> THE REQUEST
Write out the full set of records below exactly.

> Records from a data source

========

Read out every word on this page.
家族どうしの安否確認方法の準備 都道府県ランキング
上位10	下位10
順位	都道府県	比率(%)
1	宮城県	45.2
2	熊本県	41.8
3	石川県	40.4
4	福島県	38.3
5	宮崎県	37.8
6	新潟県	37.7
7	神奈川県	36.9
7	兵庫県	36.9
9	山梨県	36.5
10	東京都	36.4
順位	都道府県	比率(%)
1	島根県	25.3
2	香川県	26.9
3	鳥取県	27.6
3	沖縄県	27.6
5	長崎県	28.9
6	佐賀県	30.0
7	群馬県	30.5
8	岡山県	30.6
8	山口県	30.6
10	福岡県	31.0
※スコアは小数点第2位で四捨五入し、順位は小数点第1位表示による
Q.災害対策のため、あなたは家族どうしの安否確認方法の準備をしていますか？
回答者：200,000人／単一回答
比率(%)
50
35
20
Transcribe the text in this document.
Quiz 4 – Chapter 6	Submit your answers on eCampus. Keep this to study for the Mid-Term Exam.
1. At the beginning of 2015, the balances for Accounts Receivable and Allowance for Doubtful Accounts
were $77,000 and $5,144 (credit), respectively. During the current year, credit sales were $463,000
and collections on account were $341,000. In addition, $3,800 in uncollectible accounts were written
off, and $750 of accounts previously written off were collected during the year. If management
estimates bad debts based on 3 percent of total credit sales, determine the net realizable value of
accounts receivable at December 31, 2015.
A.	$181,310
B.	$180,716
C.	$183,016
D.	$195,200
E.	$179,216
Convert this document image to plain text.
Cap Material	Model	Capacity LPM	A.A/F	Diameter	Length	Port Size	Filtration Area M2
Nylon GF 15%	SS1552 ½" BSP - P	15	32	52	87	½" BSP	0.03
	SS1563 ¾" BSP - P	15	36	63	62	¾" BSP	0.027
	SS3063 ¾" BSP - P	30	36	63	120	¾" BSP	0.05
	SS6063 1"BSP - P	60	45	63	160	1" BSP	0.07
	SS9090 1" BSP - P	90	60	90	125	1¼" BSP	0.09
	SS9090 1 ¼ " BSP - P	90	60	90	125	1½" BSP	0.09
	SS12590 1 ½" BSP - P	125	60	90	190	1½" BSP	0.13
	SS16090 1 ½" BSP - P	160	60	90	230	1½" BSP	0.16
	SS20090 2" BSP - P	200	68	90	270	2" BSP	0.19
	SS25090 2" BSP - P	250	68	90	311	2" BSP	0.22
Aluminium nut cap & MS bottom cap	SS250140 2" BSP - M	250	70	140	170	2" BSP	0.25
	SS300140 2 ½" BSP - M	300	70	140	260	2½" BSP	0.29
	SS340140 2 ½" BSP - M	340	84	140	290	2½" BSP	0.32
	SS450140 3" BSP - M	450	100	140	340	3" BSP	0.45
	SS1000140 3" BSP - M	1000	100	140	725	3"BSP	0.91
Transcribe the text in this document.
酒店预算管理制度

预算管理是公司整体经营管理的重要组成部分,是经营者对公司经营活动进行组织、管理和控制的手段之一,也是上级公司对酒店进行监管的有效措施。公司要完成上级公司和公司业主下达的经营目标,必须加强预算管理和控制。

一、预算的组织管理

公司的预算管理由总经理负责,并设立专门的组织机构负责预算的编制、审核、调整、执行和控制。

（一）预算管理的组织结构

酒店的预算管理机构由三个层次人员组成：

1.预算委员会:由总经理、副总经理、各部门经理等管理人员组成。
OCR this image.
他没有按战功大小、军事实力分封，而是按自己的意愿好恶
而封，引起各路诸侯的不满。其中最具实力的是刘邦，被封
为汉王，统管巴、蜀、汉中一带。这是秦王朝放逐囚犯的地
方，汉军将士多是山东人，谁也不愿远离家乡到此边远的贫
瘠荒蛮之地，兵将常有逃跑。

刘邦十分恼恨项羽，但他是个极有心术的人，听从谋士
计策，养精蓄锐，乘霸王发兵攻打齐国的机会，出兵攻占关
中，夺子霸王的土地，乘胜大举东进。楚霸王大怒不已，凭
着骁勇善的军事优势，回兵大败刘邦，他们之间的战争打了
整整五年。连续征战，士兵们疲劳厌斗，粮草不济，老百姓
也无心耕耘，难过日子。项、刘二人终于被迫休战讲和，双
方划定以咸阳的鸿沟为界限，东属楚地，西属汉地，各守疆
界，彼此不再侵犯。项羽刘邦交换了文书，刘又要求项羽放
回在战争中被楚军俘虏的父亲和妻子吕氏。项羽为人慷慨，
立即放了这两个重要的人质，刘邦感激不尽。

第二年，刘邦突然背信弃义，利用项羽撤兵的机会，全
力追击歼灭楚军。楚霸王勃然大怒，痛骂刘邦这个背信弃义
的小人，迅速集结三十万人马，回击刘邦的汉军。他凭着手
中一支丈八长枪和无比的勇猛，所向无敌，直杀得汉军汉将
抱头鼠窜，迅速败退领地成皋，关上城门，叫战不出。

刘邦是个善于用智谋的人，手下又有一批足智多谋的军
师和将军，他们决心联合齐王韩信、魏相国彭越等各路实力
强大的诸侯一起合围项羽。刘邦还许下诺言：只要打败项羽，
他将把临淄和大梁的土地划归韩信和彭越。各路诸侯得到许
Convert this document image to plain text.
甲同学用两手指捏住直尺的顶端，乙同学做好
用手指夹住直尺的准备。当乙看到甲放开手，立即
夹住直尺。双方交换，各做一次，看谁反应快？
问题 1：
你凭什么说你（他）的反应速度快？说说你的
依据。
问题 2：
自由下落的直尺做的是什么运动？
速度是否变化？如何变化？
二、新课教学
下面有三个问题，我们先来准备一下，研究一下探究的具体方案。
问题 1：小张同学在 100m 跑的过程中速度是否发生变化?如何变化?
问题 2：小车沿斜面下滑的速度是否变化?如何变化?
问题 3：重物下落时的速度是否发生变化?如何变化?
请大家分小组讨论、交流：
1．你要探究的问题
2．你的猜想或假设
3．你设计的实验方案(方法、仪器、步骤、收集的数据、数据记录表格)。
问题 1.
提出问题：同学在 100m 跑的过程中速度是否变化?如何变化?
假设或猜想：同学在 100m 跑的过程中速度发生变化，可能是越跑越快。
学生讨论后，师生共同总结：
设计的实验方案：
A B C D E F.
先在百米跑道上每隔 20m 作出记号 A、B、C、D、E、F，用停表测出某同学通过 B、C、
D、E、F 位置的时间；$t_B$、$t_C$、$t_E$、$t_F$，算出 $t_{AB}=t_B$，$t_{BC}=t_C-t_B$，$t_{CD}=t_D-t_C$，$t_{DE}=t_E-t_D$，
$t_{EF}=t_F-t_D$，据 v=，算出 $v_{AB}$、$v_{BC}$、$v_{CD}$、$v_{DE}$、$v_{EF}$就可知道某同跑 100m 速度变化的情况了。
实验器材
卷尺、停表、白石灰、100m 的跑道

========

> CORRECT RESPONSE
Read out every word on this page.
家族どうしの安否確認方法の準備 都道府県ランキング
上位10	下位10
順位	都道府県	比率(%)
1	宮城県	45.2
2	熊本県	41.8
3	石川県	40.4
4	福島県	38.3
5	宮崎県	37.8
6	新潟県	37.7
7	神奈川県	36.9
7	兵庫県	36.9
9	山梨県	36.5
10	東京都	36.4
順位	都道府県	比率(%)
1	島根県	25.3
2	香川県	26.9
3	鳥取県	27.6
3	沖縄県	27.6
5	長崎県	28.9
6	佐賀県	30.0
7	群馬県	30.5
8	岡山県	30.6
8	山口県	30.6
10	福岡県	31.0
※スコアは小数点第2位で四捨五入し、順位は小数点第1位表示による
Q.災害対策のため、あなたは家族どうしの安否確認方法の準備をしていますか？
回答者：200,000人／単一回答
比率(%)
50
35
20
Transcribe the text in this document.
Quiz 4 – Chapter 6	Submit your answers on eCampus. Keep this to study for the Mid-Term Exam.
1. At the beginning of 2015, the balances for Accounts Receivable and Allowance for Doubtful Accounts
were $77,000 and $5,144 (credit), respectively. During the current year, credit sales were $463,000
and collections on account were $341,000. In addition, $3,800 in uncollectible accounts were written
off, and $750 of accounts previously written off were collected during the year. If management
estimates bad debts based on 3 percent of total credit sales, determine the net realizable value of
accounts receivable at December 31, 2015.
A.	$181,310
B.	$180,716
C.	$183,016
D.	$195,200
E.	$179,216
Convert this document image to plain text.
Cap Material	Model	Capacity LPM	A.A/F	Diameter	Length	Port Size	Filtration Area M2
Nylon GF 15%	SS1552 ½" BSP - P	15	32	52	87	½" BSP	0.03
	SS1563 ¾" BSP - P	15	36	63	62	¾" BSP	0.027
	SS3063 ¾" BSP - P	30	36	63	120	¾" BSP	0.05
	SS6063 1"BSP - P	60	45	63	160	1" BSP	0.07
	SS9090 1" BSP - P	90	60	90	125	1¼" BSP	0.09
	SS9090 1 ¼ " BSP - P	90	60	90	125	1½" BSP	0.09
	SS12590 1 ½" BSP - P	125	60	90	190	1½" BSP	0.13
	SS16090 1 ½" BSP - P	160	60	90	230	1½" BSP	0.16
	SS20090 2" BSP - P	200	68	90	270	2" BSP	0.19
	SS25090 2" BSP - P	250	68	90	311	2" BSP	0.22
Aluminium nut cap & MS bottom cap	SS250140 2" BSP - M	250	70	140	170	2" BSP	0.25
	SS300140 2 ½" BSP - M	300	70	140	260	2½" BSP	0.29
	SS340140 2 ½" BSP - M	340	84	140	290	2½" BSP	0.32
	SS450140 3" BSP - M	450	100	140	340	3" BSP	0.45
	SS1000140 3" BSP - M	1000	100	140	725	3"BSP	0.91
Transcribe the text in this document.
酒店预算管理制度

预算管理是公司整体经营管理的重要组成部分,是经营者对公司经营活动进行组织、管理和控制的手段之一,也是上级公司对酒店进行监管的有效措施。公司要完成上级公司和公司业主下达的经营目标,必须加强预算管理和控制。

一、预算的组织管理

公司的预算管理由总经理负责,并设立专门的组织机构负责预算的编制、审核、调整、执行和控制。

（一）预算管理的组织结构

酒店的预算管理机构由三个层次人员组成：

1.预算委员会:由总经理、副总经理、各部门经理等管理人员组成。
OCR this image.
他没有按战功大小、军事实力分封，而是按自己的意愿好恶
而封，引起各路诸侯的不满。其中最具实力的是刘邦，被封
为汉王，统管巴、蜀、汉中一带。这是秦王朝放逐囚犯的地
方，汉军将士多是山东人，谁也不愿远离家乡到此边远的贫
瘠荒蛮之地，兵将常有逃跑。

刘邦十分恼恨项羽，但他是个极有心术的人，听从谋士
计策，养精蓄锐，乘霸王发兵攻打齐国的机会，出兵攻占关
中，夺子霸王的土地，乘胜大举东进。楚霸王大怒不已，凭
着骁勇善的军事优势，回兵大败刘邦，他们之间的战争打了
整整五年。连续征战，士兵们疲劳厌斗，粮草不济，老百姓
也无心耕耘，难过日子。项、刘二人终于被迫休战讲和，双
方划定以咸阳的鸿沟为界限，东属楚地，西属汉地，各守疆
界，彼此不再侵犯。项羽刘邦交换了文书，刘又要求项羽放
回在战争中被楚军俘虏的父亲和妻子吕氏。项羽为人慷慨，
立即放了这两个重要的人质，刘邦感激不尽。

第二年，刘邦突然背信弃义，利用项羽撤兵的机会，全
力追击歼灭楚军。楚霸王勃然大怒，痛骂刘邦这个背信弃义
的小人，迅速集结三十万人马，回击刘邦的汉军。他凭着手
中一支丈八长枪和无比的勇猛，所向无敌，直杀得汉军汉将
抱头鼠窜，迅速败退领地成皋，关上城门，叫战不出。

刘邦是个善于用智谋的人，手下又有一批足智多谋的军
师和将军，他们决心联合齐王韩信、魏相国彭越等各路实力
强大的诸侯一起合围项羽。刘邦还许下诺言：只要打败项羽，
他将把临淄和大梁的土地划归韩信和彭越。各路诸侯得到许
Convert this document image to plain text.
甲同学用两手指捏住直尺的顶端，乙同学做好
用手指夹住直尺的准备。当乙看到甲放开手，立即
夹住直尺。双方交换，各做一次，看谁反应快？
问题 1：
你凭什么说你（他）的反应速度快？说说你的
依据。
问题 2：
自由下落的直尺做的是什么运动？
速度是否变化？如何变化？
二、新课教学
下面有三个问题，我们先来准备一下，研究一下探究的具体方案。
问题 1：小张同学在 100m 跑的过程中速度是否发生变化?如何变化?
问题 2：小车沿斜面下滑的速度是否变化?如何变化?
问题 3：重物下落时的速度是否发生变化?如何变化?
请大家分小组讨论、交流：
1．你要探究的问题
2．你的猜想或假设
3．你设计的实验方案(方法、仪器、步骤、收集的数据、数据记录表格)。
问题 1.
提出问题：同学在 100m 跑的过程中速度是否变化?如何变化?
假设或猜想：同学在 100m 跑的过程中速度发生变化，可能是越跑越快。
学生讨论后，师生共同总结：
设计的实验方案：
A B C D E F.
先在百米跑道上每隔 20m 作出记号 A、B、C、D、E、F，用停表测出某同学通过 B、C、
D、E、F 位置的时间；$t_B$、$t_C$、$t_E$、$t_F$，算出 $t_{AB}=t_B$，$t_{BC}=t_C-t_B$，$t_{CD}=t_D-t_C$，$t_{DE}=t_E-t_D$，
$t_{EF}=t_F-t_D$，据 v=，算出 $v_{AB}$、$v_{BC}$、$v_{CD}$、$v_{DE}$、$v_{EF}$就可知道某同跑 100m 速度变化的情况了。
实验器材
卷尺、停表、白石灰、100m 的跑道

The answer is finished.